● What you will do
Copy out each line of the material below that holds the string "attorneys".

● Provided records
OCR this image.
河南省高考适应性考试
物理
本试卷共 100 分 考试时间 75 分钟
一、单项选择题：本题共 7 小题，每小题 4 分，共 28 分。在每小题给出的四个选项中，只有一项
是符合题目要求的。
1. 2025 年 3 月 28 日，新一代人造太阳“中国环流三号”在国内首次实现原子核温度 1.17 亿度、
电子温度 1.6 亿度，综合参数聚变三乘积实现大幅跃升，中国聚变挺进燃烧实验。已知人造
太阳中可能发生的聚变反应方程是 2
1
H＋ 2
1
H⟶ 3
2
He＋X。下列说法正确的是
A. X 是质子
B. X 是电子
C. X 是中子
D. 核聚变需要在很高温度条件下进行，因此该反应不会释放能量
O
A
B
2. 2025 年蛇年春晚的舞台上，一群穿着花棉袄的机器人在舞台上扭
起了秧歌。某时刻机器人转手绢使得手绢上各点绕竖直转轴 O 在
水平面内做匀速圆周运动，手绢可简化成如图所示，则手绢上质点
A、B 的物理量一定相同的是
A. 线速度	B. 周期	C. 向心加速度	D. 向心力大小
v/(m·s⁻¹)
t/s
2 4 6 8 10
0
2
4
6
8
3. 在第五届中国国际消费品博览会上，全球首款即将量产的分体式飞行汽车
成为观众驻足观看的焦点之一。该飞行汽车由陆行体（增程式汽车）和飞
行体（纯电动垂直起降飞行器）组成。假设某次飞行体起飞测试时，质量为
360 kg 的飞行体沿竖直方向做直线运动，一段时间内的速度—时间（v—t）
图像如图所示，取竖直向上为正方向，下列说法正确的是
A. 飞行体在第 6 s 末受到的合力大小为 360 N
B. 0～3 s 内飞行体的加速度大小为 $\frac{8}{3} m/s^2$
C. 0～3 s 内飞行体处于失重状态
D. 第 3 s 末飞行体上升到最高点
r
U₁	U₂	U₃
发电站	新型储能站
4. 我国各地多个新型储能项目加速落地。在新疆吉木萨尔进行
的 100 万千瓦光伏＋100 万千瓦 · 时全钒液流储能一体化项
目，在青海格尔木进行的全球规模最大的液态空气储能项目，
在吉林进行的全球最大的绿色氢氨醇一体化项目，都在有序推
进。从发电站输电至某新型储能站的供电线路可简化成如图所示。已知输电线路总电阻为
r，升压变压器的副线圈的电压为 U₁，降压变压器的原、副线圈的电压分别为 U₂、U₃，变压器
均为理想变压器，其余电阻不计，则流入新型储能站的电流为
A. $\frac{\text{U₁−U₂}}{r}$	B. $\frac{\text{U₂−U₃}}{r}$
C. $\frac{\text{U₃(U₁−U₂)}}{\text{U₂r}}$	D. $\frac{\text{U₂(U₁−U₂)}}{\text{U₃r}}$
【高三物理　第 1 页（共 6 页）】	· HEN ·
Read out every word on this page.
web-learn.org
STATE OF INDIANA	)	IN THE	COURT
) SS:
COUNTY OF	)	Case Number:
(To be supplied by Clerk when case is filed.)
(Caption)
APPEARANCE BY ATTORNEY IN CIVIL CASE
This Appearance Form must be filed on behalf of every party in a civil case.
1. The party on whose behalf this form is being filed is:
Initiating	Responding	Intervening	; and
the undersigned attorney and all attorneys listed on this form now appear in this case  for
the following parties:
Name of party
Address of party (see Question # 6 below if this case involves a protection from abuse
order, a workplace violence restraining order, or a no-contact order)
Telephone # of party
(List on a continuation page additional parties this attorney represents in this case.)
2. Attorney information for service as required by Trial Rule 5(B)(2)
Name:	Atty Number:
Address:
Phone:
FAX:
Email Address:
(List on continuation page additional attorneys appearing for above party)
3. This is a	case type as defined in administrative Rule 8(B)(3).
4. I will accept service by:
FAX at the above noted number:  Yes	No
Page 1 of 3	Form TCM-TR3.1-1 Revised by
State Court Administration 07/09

==

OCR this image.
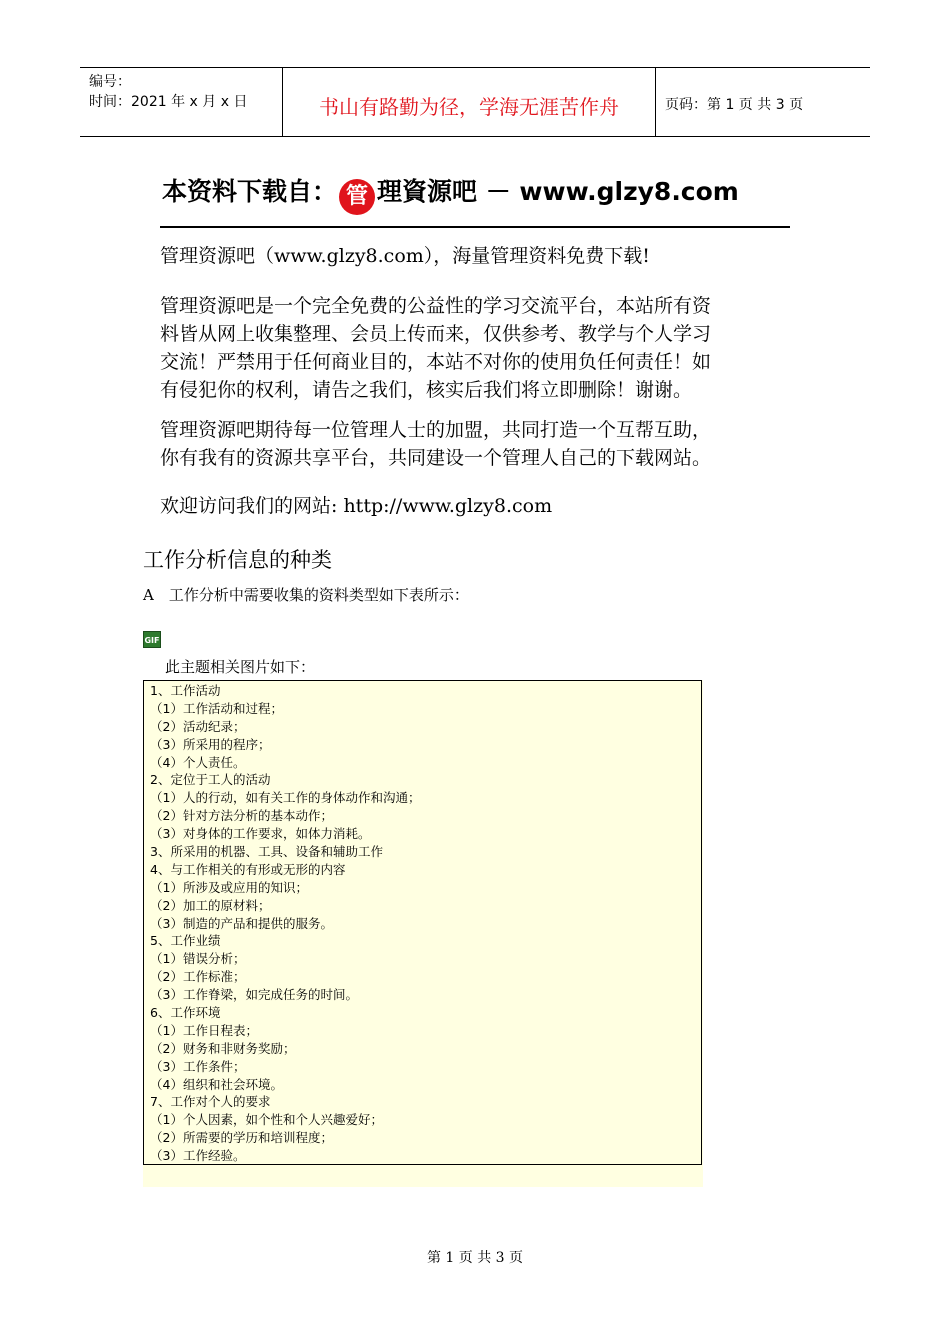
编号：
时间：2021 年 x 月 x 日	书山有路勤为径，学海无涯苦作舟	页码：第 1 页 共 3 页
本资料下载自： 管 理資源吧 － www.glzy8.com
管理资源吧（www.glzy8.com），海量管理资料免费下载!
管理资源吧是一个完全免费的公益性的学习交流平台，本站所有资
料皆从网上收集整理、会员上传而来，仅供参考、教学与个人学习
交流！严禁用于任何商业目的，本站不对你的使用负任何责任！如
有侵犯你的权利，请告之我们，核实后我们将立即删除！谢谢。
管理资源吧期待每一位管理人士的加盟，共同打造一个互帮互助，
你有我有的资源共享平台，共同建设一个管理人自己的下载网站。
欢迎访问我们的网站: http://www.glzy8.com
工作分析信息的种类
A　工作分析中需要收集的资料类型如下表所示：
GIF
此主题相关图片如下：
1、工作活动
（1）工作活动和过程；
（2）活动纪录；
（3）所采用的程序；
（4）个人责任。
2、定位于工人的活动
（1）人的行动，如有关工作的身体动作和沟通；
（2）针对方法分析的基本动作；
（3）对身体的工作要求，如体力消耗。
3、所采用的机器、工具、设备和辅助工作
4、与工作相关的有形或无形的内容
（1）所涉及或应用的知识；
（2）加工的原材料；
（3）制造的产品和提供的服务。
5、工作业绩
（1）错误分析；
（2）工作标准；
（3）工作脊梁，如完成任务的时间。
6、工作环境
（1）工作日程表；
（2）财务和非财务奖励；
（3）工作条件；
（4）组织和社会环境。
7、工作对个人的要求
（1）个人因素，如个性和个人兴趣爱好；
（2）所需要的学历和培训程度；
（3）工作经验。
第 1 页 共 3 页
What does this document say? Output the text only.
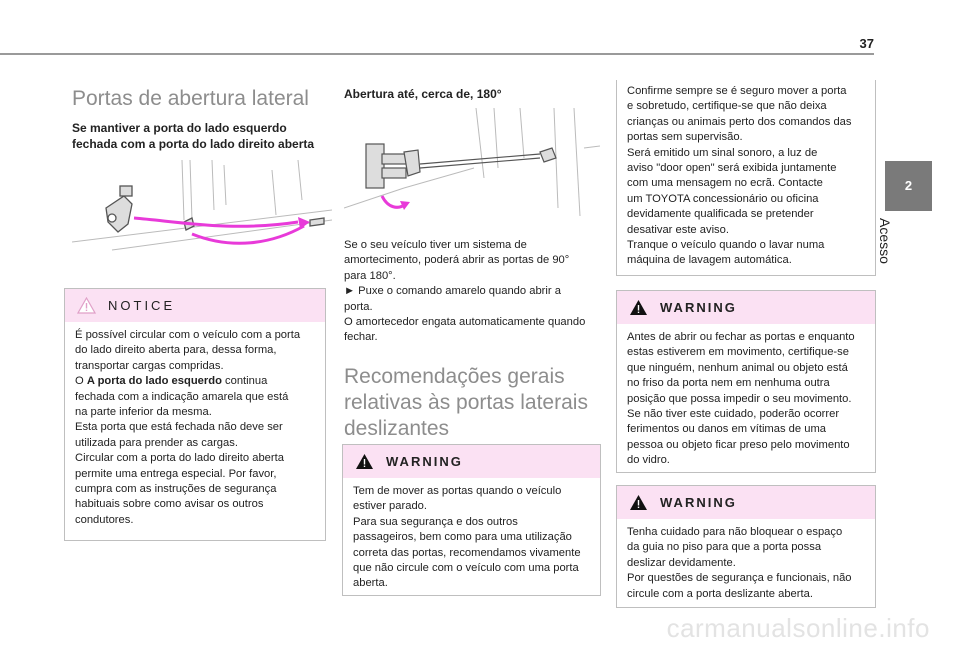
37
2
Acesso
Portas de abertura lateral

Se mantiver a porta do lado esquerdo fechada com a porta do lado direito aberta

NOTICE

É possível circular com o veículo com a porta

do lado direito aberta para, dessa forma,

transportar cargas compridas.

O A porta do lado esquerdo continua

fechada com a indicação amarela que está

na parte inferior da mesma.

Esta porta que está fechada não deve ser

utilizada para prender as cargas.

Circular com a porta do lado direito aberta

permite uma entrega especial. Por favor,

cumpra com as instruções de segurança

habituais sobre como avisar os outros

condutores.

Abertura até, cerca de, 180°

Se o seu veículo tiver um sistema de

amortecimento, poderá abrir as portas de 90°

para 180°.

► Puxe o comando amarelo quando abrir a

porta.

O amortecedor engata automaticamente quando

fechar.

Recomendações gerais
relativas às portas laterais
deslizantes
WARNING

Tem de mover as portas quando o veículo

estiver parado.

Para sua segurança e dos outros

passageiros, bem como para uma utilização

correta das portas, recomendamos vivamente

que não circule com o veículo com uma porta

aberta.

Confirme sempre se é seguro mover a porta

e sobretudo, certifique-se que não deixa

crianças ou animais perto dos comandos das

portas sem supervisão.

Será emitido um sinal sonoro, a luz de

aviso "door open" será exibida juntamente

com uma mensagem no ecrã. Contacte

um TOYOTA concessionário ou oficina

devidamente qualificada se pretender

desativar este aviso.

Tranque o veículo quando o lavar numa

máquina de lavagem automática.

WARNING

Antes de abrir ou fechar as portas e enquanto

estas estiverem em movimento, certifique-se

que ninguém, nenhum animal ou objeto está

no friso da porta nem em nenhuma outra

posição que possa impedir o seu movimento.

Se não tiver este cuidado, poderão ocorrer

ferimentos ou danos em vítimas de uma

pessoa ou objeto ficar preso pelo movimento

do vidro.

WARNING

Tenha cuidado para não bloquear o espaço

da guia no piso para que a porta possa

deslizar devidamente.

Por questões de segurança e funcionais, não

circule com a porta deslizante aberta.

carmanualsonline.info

● Task response
the undersigned attorney and all attorneys listed on this form now appear in this case  for
(List on continuation page additional attorneys appearing for above party)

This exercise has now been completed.